#### SET TASK:
Copy out each line containing "xlabel" from the entries below.

(Stored dataset items)
+ + + + +

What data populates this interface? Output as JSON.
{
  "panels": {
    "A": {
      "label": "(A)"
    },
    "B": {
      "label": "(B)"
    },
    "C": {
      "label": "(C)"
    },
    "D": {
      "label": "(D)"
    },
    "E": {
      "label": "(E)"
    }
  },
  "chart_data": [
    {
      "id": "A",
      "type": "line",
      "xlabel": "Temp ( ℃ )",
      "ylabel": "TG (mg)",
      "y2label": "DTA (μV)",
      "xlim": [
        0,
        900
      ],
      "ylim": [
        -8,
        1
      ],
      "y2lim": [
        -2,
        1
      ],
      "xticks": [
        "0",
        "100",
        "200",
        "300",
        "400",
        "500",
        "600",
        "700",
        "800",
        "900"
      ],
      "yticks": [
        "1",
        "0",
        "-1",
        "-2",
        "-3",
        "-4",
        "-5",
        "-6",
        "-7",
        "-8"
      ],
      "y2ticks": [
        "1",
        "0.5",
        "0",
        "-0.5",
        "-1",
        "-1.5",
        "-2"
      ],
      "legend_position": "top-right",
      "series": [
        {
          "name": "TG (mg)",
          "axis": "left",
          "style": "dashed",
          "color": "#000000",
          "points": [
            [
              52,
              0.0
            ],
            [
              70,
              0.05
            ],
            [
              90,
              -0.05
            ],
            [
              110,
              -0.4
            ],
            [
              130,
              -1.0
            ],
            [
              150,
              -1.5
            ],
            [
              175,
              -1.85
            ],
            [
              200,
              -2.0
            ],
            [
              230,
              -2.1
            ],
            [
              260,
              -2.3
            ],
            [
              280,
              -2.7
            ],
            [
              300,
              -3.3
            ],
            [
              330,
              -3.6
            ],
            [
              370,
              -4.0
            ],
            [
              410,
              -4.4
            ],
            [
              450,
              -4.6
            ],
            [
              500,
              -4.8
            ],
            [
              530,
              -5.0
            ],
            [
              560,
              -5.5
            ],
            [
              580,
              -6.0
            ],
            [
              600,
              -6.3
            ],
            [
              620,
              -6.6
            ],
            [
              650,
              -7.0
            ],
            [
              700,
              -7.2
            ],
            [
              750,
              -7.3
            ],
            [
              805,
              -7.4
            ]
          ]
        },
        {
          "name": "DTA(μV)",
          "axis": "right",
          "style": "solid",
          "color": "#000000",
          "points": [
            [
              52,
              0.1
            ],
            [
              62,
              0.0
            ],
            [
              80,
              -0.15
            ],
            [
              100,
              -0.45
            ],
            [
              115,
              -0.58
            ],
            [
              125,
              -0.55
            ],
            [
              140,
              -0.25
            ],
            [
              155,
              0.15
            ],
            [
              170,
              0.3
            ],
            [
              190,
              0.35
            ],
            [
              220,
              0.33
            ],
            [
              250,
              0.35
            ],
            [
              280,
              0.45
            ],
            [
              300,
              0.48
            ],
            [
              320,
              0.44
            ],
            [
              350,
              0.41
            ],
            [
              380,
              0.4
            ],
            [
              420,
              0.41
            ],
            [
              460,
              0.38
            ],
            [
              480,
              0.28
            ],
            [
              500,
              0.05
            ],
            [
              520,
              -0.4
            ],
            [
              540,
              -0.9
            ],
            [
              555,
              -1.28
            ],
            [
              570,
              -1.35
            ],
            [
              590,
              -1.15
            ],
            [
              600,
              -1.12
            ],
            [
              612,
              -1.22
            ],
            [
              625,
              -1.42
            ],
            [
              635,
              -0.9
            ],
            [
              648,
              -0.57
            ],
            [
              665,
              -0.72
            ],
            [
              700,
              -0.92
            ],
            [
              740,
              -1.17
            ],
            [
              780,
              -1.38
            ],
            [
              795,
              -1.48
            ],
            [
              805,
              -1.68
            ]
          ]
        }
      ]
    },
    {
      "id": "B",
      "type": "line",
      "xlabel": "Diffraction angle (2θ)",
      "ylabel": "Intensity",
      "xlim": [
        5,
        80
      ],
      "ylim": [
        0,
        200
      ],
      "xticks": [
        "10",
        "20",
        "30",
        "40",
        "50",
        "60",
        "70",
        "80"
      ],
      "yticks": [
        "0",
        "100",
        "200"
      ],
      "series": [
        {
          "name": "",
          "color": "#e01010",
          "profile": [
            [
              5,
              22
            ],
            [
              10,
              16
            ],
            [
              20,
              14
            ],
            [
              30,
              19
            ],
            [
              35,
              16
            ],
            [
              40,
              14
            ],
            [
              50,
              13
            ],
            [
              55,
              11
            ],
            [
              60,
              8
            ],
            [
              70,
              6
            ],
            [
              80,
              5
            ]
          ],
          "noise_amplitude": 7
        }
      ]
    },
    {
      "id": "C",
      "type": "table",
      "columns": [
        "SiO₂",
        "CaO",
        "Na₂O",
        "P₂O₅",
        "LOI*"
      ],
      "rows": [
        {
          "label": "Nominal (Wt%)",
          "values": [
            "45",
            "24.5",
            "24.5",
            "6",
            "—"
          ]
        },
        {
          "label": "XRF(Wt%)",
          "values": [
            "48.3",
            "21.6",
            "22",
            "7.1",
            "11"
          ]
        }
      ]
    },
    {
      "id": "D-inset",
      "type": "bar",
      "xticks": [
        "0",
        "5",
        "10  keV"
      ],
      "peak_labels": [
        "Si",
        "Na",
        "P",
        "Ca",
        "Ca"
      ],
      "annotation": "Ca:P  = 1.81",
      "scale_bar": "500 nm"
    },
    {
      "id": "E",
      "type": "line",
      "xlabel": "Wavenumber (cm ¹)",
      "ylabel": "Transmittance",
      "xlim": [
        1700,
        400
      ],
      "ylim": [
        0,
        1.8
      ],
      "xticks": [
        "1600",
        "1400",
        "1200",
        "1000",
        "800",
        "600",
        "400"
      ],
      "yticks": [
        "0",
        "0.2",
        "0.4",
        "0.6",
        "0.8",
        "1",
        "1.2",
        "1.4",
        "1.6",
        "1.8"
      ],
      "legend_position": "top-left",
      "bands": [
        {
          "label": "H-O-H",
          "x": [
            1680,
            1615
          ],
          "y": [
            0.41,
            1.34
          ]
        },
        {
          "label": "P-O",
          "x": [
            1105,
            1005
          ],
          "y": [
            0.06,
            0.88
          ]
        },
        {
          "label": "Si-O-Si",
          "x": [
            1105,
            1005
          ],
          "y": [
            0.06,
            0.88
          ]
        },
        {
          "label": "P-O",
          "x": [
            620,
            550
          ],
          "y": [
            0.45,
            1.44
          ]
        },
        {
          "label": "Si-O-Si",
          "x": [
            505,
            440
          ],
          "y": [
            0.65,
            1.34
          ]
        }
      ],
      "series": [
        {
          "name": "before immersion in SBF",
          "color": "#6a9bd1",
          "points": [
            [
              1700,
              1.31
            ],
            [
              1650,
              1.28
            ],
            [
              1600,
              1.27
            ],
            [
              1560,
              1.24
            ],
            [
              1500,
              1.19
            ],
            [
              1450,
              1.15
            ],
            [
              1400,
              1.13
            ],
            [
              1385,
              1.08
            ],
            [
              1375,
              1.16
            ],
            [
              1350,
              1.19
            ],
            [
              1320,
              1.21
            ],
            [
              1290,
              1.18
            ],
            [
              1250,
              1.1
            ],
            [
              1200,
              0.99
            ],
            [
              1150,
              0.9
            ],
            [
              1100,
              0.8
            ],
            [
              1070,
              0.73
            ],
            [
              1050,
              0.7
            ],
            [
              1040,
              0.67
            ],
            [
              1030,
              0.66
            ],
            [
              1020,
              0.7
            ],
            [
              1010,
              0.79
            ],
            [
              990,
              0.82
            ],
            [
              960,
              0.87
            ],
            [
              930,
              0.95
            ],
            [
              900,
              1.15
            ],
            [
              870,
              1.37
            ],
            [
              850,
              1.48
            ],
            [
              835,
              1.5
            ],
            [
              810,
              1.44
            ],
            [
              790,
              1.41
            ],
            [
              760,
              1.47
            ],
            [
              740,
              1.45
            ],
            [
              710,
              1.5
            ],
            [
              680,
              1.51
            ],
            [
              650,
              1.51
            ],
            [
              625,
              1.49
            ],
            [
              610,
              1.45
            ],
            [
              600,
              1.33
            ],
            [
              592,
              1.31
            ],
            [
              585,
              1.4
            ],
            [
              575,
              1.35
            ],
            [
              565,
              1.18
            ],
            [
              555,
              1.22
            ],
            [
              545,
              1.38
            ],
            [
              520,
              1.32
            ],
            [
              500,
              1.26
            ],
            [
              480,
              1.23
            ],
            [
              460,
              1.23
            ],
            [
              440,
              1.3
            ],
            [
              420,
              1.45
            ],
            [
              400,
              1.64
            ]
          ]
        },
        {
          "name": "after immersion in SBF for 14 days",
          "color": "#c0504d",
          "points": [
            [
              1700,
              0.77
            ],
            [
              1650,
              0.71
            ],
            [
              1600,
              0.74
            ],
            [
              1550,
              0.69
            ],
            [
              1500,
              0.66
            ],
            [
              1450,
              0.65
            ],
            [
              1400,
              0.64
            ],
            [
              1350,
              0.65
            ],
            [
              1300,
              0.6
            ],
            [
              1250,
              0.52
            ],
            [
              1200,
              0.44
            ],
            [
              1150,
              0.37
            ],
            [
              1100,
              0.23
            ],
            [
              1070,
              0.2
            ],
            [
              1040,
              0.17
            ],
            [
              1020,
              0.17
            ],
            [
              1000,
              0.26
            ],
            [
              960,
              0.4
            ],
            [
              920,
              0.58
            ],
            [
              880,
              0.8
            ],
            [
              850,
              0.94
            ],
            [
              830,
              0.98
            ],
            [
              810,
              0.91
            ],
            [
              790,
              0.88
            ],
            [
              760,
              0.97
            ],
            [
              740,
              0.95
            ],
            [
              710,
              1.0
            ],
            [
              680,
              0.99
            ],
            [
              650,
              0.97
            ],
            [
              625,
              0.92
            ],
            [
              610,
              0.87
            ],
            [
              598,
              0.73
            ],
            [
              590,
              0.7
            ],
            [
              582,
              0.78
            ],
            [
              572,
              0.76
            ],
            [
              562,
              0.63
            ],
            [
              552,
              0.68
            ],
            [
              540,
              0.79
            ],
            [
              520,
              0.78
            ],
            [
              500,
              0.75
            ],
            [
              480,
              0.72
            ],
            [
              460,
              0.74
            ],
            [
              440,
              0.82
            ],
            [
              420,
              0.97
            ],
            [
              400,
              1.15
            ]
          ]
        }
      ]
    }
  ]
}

+ + + + +

#### THE COMPLETED TASK:
      "xlabel": "Temp ( ℃ )",
      "xlabel": "Diffraction angle (2θ)",
      "xlabel": "Wavenumber (cm ¹)",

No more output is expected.